** PROVIDED RECORDS **

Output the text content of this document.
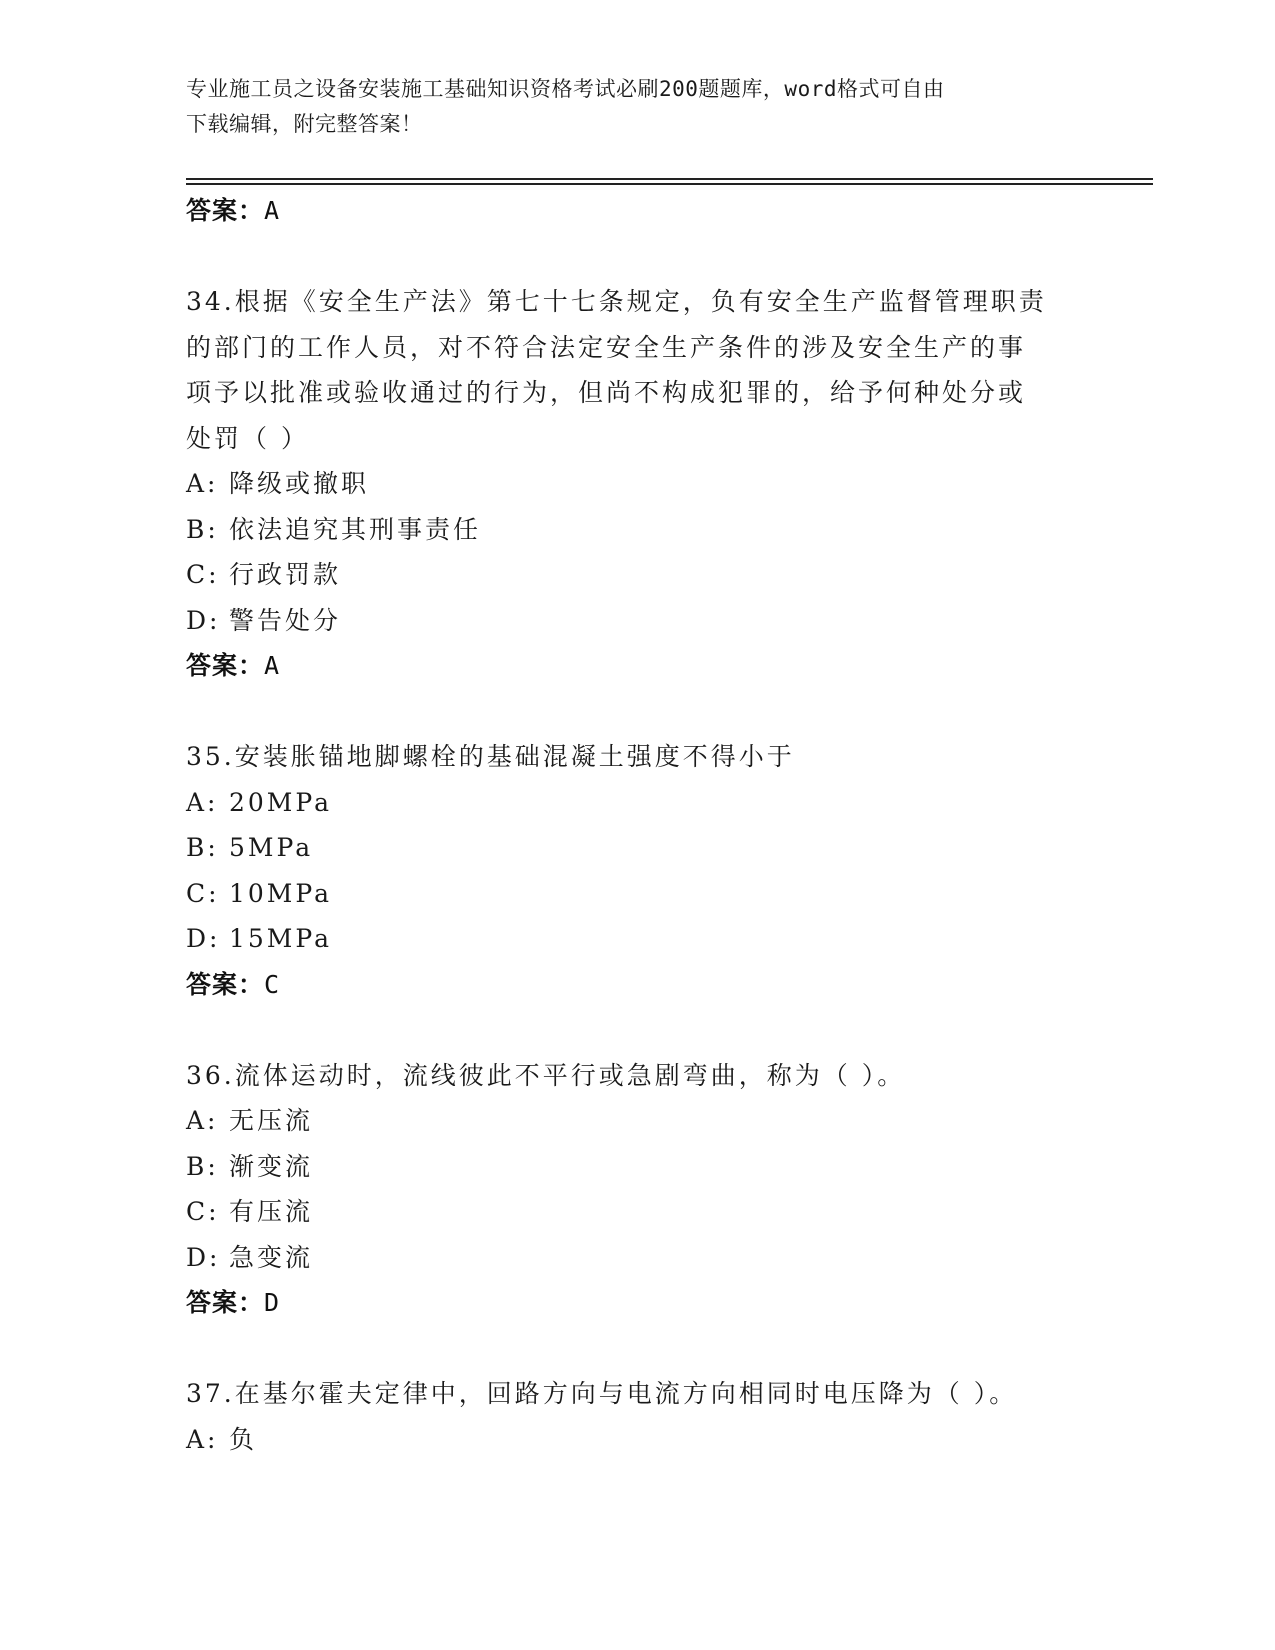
专业施工员之设备安装施工基础知识资格考试必刷200题题库，word格式可自由
下载编辑，附完整答案！
答案：A
34.根据《安全生产法》第七十七条规定，负有安全生产监督管理职责
的部门的工作人员，对不符合法定安全生产条件的涉及安全生产的事
项予以批准或验收通过的行为，但尚不构成犯罪的，给予何种处分或
处罚（ ）
A: 降级或撤职
B: 依法追究其刑事责任
C: 行政罚款
D: 警告处分
答案：A
35.安装胀锚地脚螺栓的基础混凝土强度不得小于
A: 20MPa
B: 5MPa
C: 10MPa
D: 15MPa
答案：C
36.流体运动时，流线彼此不平行或急剧弯曲，称为（ ）。
A: 无压流
B: 渐变流
C: 有压流
D: 急变流
答案：D
37.在基尔霍夫定律中，回路方向与电流方向相同时电压降为（ ）。
A: 负
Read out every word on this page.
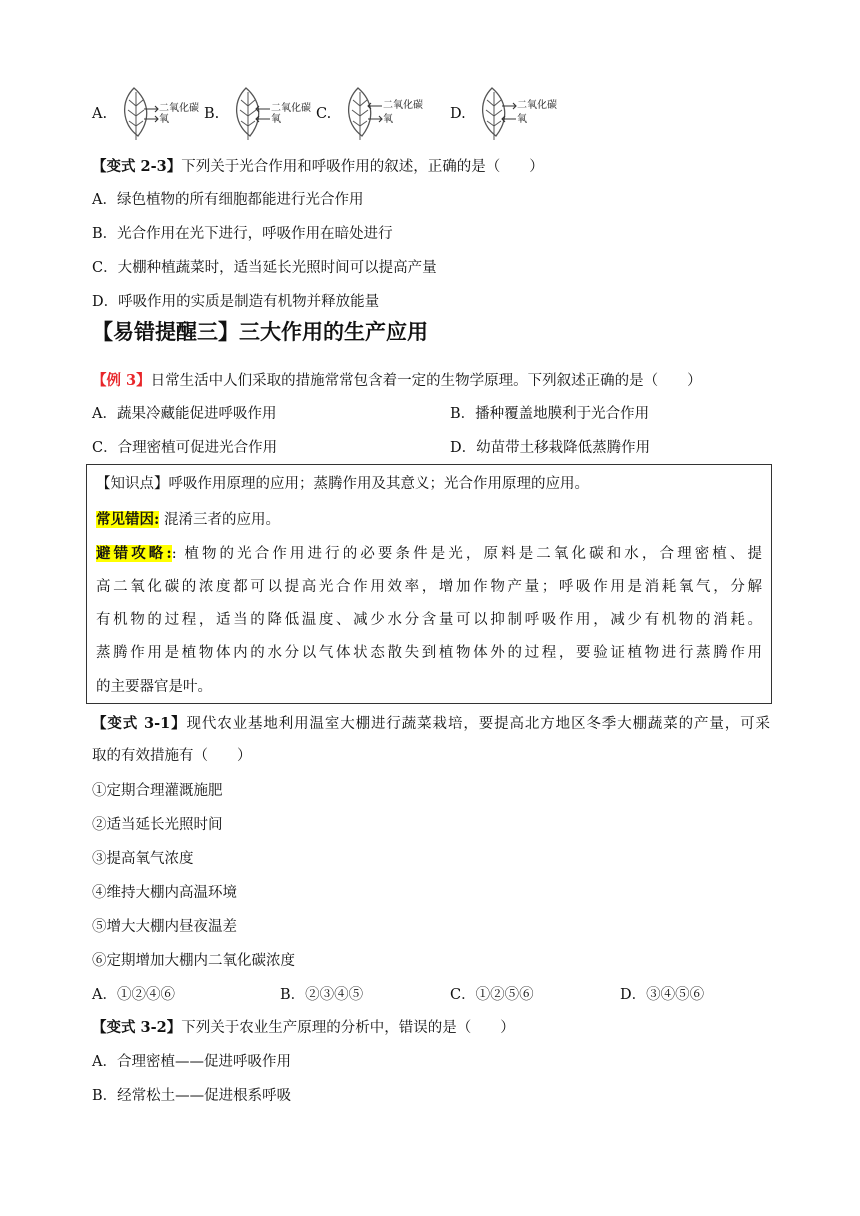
A.	B.	C.	D.
二氧化碳
氧
二氧化碳
氧
二氧化碳
氧
二氧化碳
氧
【变式 2-3】下列关于光合作用和呼吸作用的叙述，正确的是（　　）
A．绿色植物的所有细胞都能进行光合作用
B．光合作用在光下进行，呼吸作用在暗处进行
C．大棚种植蔬菜时，适当延长光照时间可以提高产量
D．呼吸作用的实质是制造有机物并释放能量
【易错提醒三】三大作用的生产应用
【例 3】日常生活中人们采取的措施常常包含着一定的生物学原理。下列叙述正确的是（　　）
A．蔬果冷藏能促进呼吸作用	B．播种覆盖地膜利于光合作用
C．合理密植可促进光合作用	D．幼苗带土移栽降低蒸腾作用
【知识点】呼吸作用原理的应用；蒸腾作用及其意义；光合作用原理的应用。
常见错因: 混淆三者的应用。
避错攻略:: 植物的光合作用进行的必要条件是光，原料是二氧化碳和水，合理密植、提
高二氧化碳的浓度都可以提高光合作用效率，增加作物产量；呼吸作用是消耗氧气，分解
有机物的过程，适当的降低温度、减少水分含量可以抑制呼吸作用，减少有机物的消耗。
蒸腾作用是植物体内的水分以气体状态散失到植物体外的过程，要验证植物进行蒸腾作用
的主要器官是叶。
【变式 3-1】现代农业基地利用温室大棚进行蔬菜栽培，要提高北方地区冬季大棚蔬菜的产量，可采
取的有效措施有（　　）
①定期合理灌溉施肥
②适当延长光照时间
③提高氧气浓度
④维持大棚内高温环境
⑤增大大棚内昼夜温差
⑥定期增加大棚内二氧化碳浓度
A．①②④⑥	B．②③④⑤	C．①②⑤⑥	D．③④⑤⑥
【变式 3-2】下列关于农业生产原理的分析中，错误的是（　　）
A．合理密植——促进呼吸作用
B．经常松土——促进根系呼吸
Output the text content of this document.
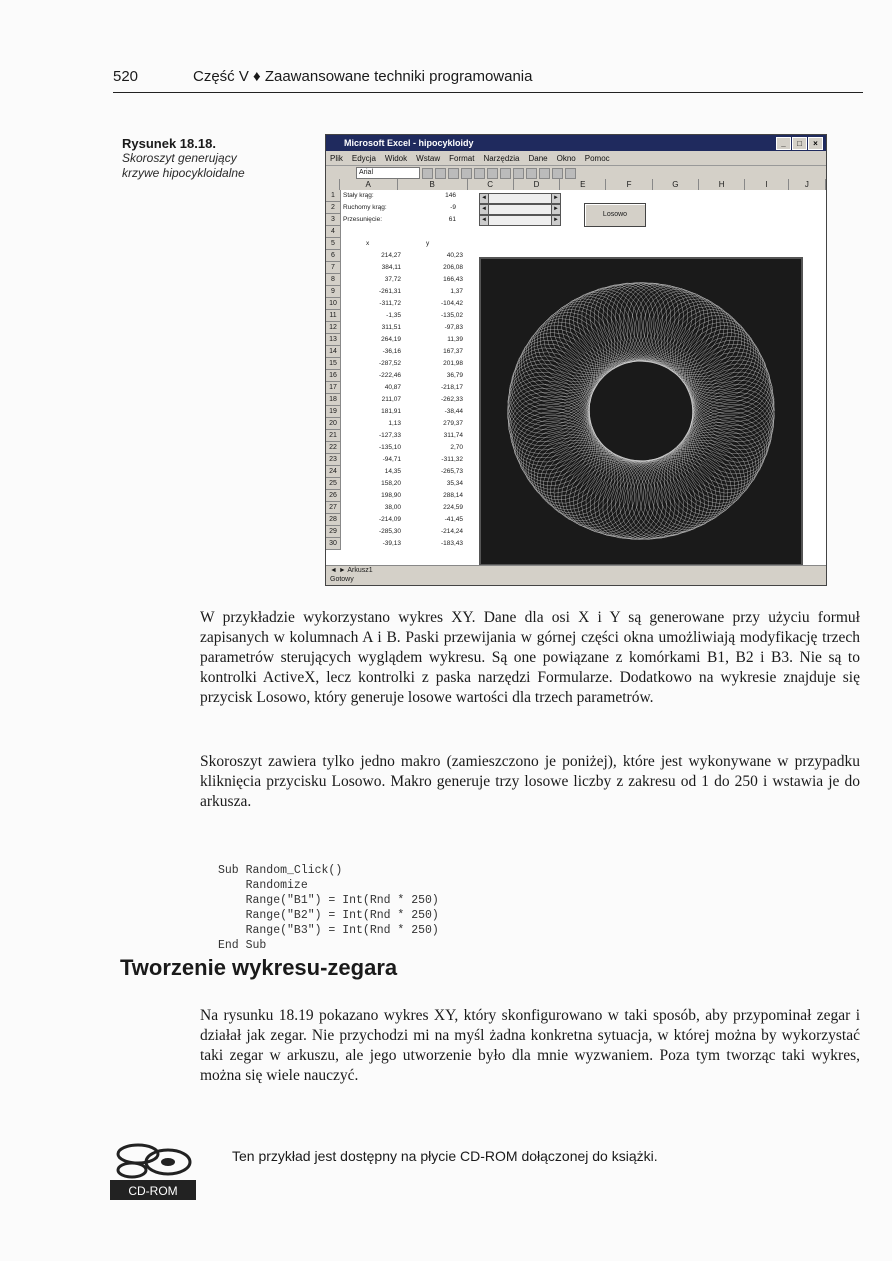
520	Część V ♦ Zaawansowane techniki programowania
Rysunek 18.18.
Skoroszyt generujący krzywe hipocykloidalne
Microsoft Excel - hipocykloidy	_	□	×
Plik Edycja Widok Wstaw Format Narzędzia Dane Okno Pomoc
Arial
A	B	C	D	E	F	G	H	I	J
◄	►
◄	►
◄	►
Losowo
1	Stały krąg:	146
2	Ruchomy krąg:	-9
3	Przesunięcie:	61
4
5	x	y
6	214,27	40,23
7	384,11	206,08
8	37,72	166,43
9	-261,31	1,37
10	-311,72	-104,42
11	-1,35	-135,02
12	311,51	-97,83
13	264,19	11,39
14	-36,16	167,37
15	-287,52	201,98
16	-222,46	36,79
17	40,87	-218,17
18	211,07	-262,33
19	181,91	-38,44
20	1,13	279,37
21	-127,33	311,74
22	-135,10	2,70
23	-94,71	-311,32
24	14,35	-265,73
25	158,20	35,34
26	198,90	288,14
27	38,00	224,59
28	-214,09	-41,45
29	-285,30	-214,24
30	-39,13	-183,43
◄ ► Arkusz1
Gotowy

W przykładzie wykorzystano wykres XY. Dane dla osi X i Y są generowane przy użyciu formuł zapisanych w kolumnach A i B. Paski przewijania w górnej części okna umożliwiają modyfikację trzech parametrów sterujących wyglądem wykresu. Są one powiązane z komórkami B1, B2 i B3. Nie są to kontrolki ActiveX, lecz kontrolki z paska narzędzi Formularze. Dodatkowo na wykresie znajduje się przycisk Losowo, który generuje losowe wartości dla trzech parametrów.

Skoroszyt zawiera tylko jedno makro (zamieszczono je poniżej), które jest wykonywane w przypadku kliknięcia przycisku Losowo. Makro generuje trzy losowe liczby z zakresu od 1 do 250 i wstawia je do arkusza.

Sub Random_Click()
Randomize
Range("B1") = Int(Rnd * 250)
Range("B2") = Int(Rnd * 250)
Range("B3") = Int(Rnd * 250)
End Sub
Tworzenie wykresu-zegara

Na rysunku 18.19 pokazano wykres XY, który skonfigurowano w taki sposób, aby przypominał zegar i działał jak zegar. Nie przychodzi mi na myśl żadna konkretna sytuacja, w której można by wykorzystać taki zegar w arkuszu, ale jego utworzenie było dla mnie wyzwaniem. Poza tym tworząc taki wykres, można się wiele nauczyć.

CD-ROM
Ten przykład jest dostępny na płycie CD-ROM dołączonej do książki.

** DIRECTIONS FOR THIS TASK **
Go through the entries above and count the lines containing the word "wykresu"; give only that count.

** SOLUTION TO THIS EXERCISE **
2